• **PROBLEM DESCRIPTION**
Copy exactly, and only, the lines from the line containing "Read this page and output its text content." through the last line of the records below, both included.
** BEGIN **
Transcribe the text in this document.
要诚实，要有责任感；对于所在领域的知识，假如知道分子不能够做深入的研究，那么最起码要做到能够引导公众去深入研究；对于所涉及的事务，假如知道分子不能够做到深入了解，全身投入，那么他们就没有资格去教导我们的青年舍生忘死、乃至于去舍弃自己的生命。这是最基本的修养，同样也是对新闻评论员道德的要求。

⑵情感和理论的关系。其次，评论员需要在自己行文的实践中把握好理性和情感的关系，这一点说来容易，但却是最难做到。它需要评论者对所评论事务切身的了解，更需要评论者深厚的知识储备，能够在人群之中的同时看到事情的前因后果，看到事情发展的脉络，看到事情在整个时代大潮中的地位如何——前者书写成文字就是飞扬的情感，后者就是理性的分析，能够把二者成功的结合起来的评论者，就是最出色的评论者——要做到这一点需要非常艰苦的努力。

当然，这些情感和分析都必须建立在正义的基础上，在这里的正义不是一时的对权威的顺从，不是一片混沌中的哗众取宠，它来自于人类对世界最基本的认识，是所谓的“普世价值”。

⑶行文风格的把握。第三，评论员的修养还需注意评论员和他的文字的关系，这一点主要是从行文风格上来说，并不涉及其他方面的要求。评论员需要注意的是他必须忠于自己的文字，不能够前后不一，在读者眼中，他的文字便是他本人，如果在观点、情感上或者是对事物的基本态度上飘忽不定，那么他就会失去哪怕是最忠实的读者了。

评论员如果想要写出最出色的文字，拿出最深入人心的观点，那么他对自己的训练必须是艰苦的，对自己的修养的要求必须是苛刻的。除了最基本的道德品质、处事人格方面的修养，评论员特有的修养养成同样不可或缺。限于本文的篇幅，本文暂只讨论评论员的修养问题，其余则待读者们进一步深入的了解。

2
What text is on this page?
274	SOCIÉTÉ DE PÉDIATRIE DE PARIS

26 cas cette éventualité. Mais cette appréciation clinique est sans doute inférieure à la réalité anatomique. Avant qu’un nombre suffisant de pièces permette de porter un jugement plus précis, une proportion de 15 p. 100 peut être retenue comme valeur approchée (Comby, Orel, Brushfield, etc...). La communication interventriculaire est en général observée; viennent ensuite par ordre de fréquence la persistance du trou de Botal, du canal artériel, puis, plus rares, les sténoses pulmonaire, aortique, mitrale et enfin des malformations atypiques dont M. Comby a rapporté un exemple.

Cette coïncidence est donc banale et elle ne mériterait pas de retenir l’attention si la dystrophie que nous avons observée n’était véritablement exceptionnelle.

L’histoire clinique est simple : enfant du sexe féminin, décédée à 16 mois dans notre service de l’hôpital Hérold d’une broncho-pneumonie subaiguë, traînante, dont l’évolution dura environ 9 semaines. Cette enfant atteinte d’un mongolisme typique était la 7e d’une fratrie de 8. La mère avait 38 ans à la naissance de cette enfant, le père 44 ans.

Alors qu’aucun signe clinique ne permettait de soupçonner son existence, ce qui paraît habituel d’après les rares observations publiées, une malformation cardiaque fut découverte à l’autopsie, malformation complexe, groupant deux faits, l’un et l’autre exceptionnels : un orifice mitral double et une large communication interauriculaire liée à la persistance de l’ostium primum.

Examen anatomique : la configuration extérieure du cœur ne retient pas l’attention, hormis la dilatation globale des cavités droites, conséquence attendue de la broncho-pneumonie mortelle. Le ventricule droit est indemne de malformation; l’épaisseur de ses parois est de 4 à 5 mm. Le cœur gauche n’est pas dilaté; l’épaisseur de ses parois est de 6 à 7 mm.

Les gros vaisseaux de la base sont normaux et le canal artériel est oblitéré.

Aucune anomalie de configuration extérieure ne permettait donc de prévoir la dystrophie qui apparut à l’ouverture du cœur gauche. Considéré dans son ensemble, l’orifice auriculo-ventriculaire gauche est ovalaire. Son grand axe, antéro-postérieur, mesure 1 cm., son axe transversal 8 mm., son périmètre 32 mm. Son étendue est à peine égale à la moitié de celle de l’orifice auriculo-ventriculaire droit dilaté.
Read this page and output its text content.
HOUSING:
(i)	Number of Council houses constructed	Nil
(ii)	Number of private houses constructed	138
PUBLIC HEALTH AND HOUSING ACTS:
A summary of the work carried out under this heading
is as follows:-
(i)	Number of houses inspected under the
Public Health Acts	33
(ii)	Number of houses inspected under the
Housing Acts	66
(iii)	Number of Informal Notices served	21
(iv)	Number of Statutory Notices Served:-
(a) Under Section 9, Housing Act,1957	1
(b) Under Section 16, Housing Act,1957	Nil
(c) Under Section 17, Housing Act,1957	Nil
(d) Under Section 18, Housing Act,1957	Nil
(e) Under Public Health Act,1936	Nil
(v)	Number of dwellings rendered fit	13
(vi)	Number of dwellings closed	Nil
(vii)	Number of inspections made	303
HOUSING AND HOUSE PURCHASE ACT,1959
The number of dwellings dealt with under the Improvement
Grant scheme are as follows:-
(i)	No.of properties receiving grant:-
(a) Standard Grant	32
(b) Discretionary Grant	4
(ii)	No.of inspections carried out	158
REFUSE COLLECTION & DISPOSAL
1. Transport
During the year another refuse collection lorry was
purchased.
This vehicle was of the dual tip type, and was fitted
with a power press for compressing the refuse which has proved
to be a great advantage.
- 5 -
** END **
• **EXPECTED ANSWER**
Read this page and output its text content.
HOUSING:
(i)	Number of Council houses constructed	Nil
(ii)	Number of private houses constructed	138
PUBLIC HEALTH AND HOUSING ACTS:
A summary of the work carried out under this heading
is as follows:-
(i)	Number of houses inspected under the
Public Health Acts	33
(ii)	Number of houses inspected under the
Housing Acts	66
(iii)	Number of Informal Notices served	21
(iv)	Number of Statutory Notices Served:-
(a) Under Section 9, Housing Act,1957	1
(b) Under Section 16, Housing Act,1957	Nil
(c) Under Section 17, Housing Act,1957	Nil
(d) Under Section 18, Housing Act,1957	Nil
(e) Under Public Health Act,1936	Nil
(v)	Number of dwellings rendered fit	13
(vi)	Number of dwellings closed	Nil
(vii)	Number of inspections made	303
HOUSING AND HOUSE PURCHASE ACT,1959
The number of dwellings dealt with under the Improvement
Grant scheme are as follows:-
(i)	No.of properties receiving grant:-
(a) Standard Grant	32
(b) Discretionary Grant	4
(ii)	No.of inspections carried out	158
REFUSE COLLECTION & DISPOSAL
1. Transport
During the year another refuse collection lorry was
purchased.
This vehicle was of the dual tip type, and was fitted
with a power press for compressing the refuse which has proved
to be a great advantage.
- 5 -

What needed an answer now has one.